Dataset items
—————

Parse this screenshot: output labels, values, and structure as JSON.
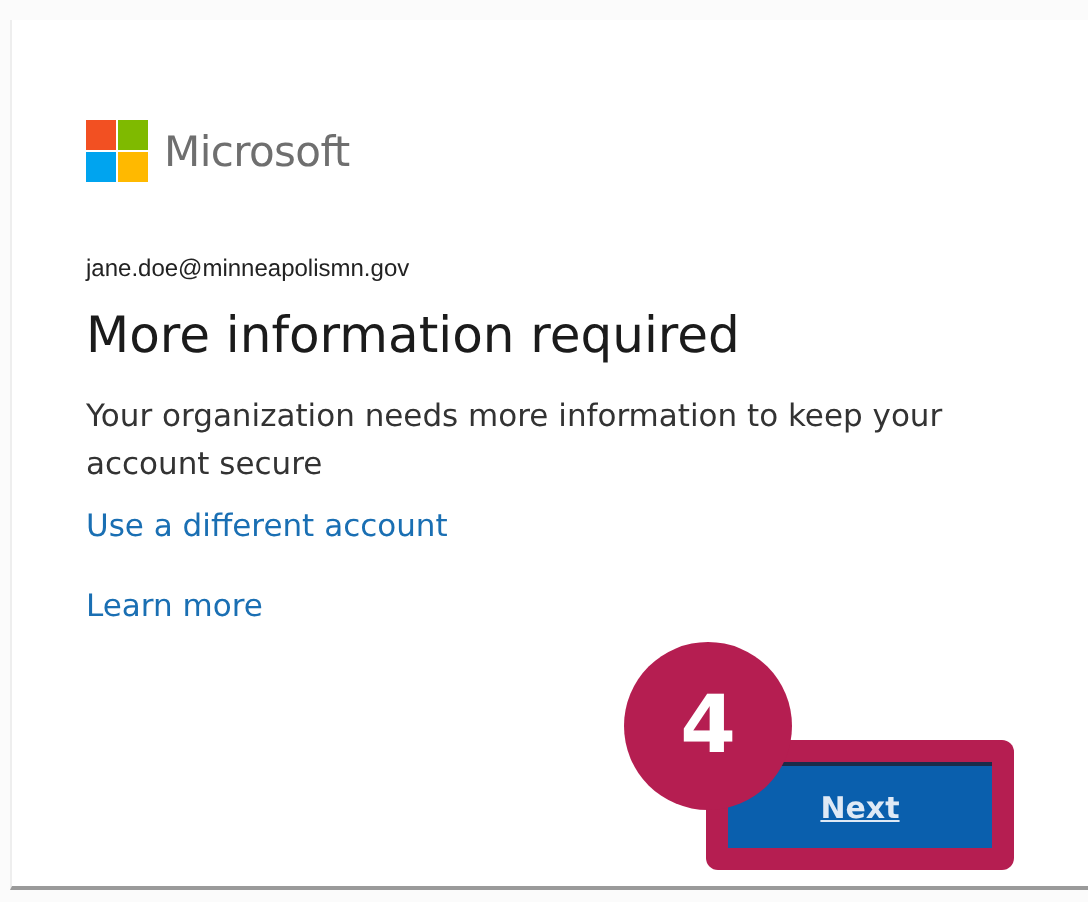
{
  "brand": {
    "name": "Microsoft"
  },
  "email": "jane.doe@minneapolismn.gov",
  "title": "More information required",
  "message": "Your organization needs more information to keep your account secure",
  "links": [
    "Use a different account",
    "Learn more"
  ],
  "step_badge": "4",
  "next_button": {
    "label": "Next",
    "highlighted": true
  }
}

—————

Aim of the exercise: Write the records above out again exactly, with no pictures in your copy.

Reply:
Parse this screenshot: output labels, values, and structure as JSON.
{
  "brand": {
    "name": "Microsoft"
  },
  "email": "jane.doe@minneapolismn.gov",
  "title": "More information required",
  "message": "Your organization needs more information to keep your account secure",
  "links": [
    "Use a different account",
    "Learn more"
  ],
  "step_badge": "4",
  "next_button": {
    "label": "Next",
    "highlighted": true
  }
}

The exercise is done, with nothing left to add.